[Dataset items]
>> START
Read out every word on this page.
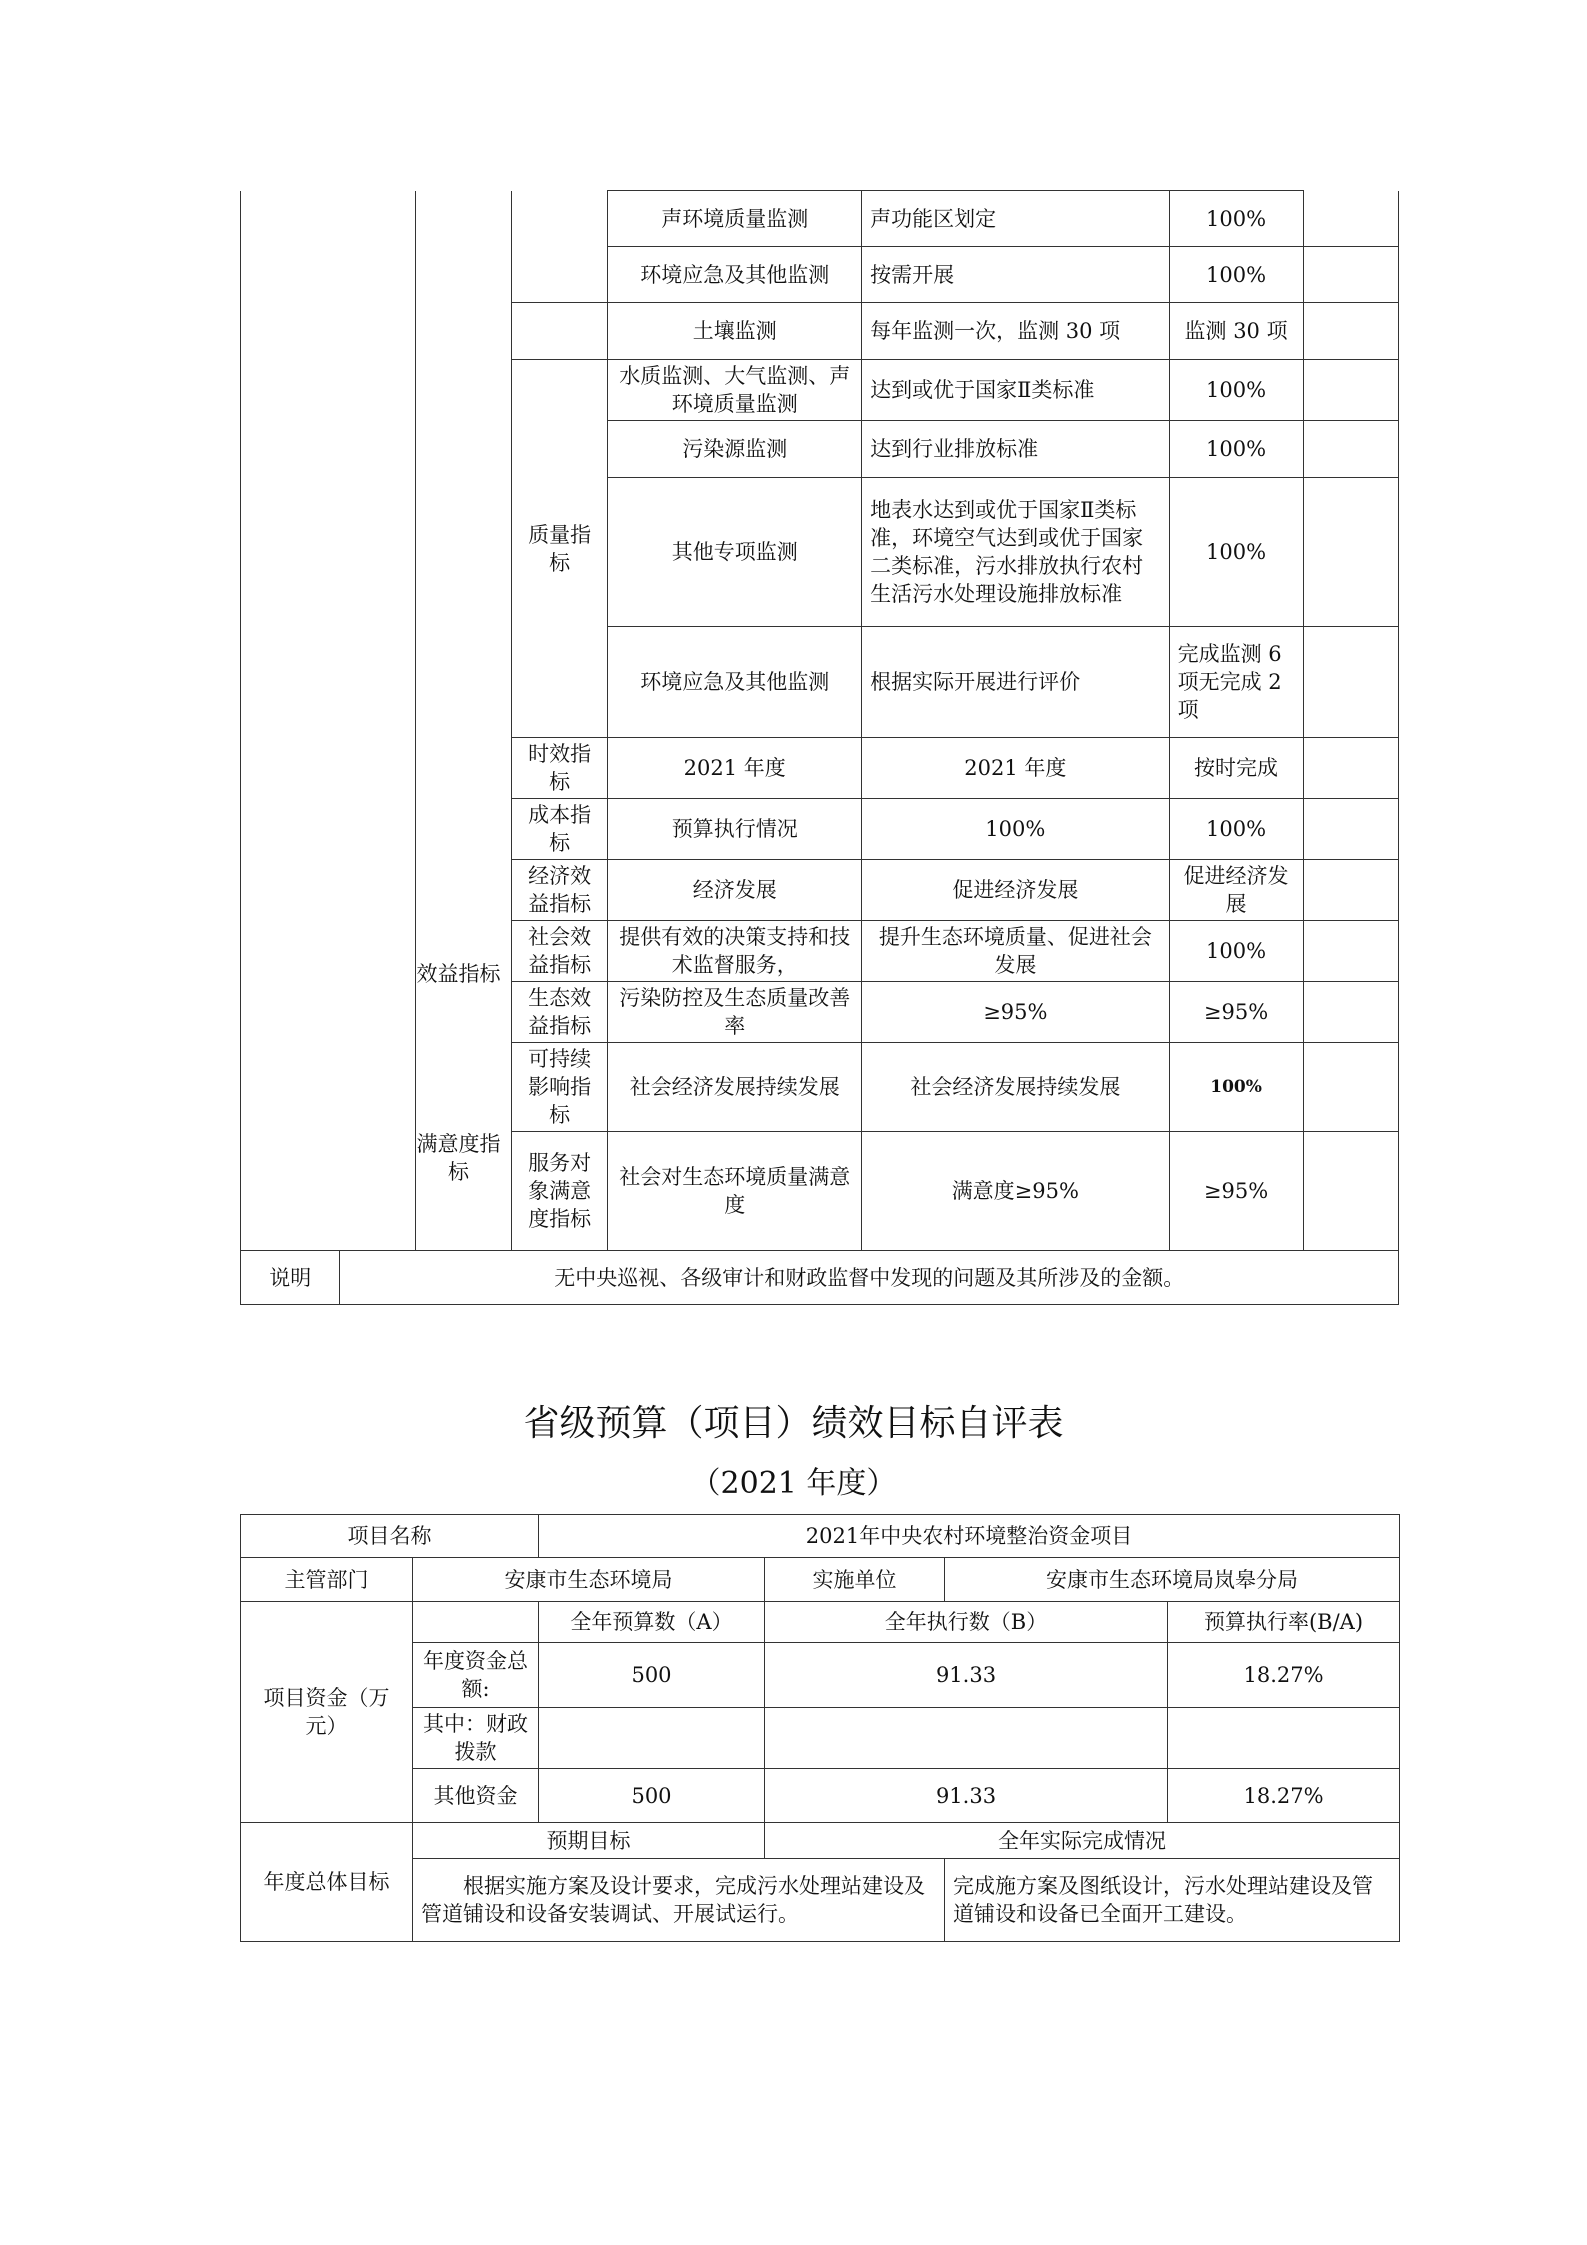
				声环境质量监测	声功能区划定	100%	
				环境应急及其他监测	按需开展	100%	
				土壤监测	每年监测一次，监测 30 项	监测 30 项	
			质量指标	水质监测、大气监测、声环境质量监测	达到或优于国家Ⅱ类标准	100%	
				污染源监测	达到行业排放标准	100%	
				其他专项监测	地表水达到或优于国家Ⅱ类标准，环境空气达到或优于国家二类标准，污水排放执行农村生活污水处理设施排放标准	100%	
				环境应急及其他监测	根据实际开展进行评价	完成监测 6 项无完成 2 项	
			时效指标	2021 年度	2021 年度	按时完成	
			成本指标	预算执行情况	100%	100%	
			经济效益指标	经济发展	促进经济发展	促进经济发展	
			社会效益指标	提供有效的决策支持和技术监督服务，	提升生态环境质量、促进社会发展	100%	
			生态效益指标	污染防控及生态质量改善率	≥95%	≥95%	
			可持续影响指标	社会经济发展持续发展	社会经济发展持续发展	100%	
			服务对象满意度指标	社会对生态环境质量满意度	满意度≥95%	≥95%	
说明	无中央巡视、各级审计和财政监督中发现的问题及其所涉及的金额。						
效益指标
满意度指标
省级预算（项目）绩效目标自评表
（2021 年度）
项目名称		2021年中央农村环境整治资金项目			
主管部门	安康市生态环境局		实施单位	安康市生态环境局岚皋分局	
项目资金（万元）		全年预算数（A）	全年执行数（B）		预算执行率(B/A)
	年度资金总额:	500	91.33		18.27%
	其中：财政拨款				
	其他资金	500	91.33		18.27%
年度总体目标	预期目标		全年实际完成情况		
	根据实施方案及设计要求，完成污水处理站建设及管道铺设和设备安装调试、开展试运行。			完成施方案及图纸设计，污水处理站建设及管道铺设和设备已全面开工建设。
>> END
>> START
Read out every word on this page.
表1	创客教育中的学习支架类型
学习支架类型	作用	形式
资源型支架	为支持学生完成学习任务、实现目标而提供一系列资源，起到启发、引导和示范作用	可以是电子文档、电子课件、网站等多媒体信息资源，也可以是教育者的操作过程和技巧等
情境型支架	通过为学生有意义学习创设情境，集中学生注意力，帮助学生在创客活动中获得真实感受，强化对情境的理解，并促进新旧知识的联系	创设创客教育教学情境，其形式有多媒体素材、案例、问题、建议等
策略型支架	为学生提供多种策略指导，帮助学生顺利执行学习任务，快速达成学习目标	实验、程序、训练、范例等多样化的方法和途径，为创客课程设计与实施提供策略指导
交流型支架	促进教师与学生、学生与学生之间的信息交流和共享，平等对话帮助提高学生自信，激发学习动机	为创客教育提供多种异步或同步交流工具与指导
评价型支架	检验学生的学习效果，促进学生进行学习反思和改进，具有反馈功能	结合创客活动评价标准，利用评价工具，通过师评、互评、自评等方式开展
>> END
Look through the entries above and list every line containing "环境应急及其他监测".

(Answer below)
				环境应急及其他监测	按需开展	100%	
				环境应急及其他监测	根据实际开展进行评价	完成监测 6 项无完成 2 项	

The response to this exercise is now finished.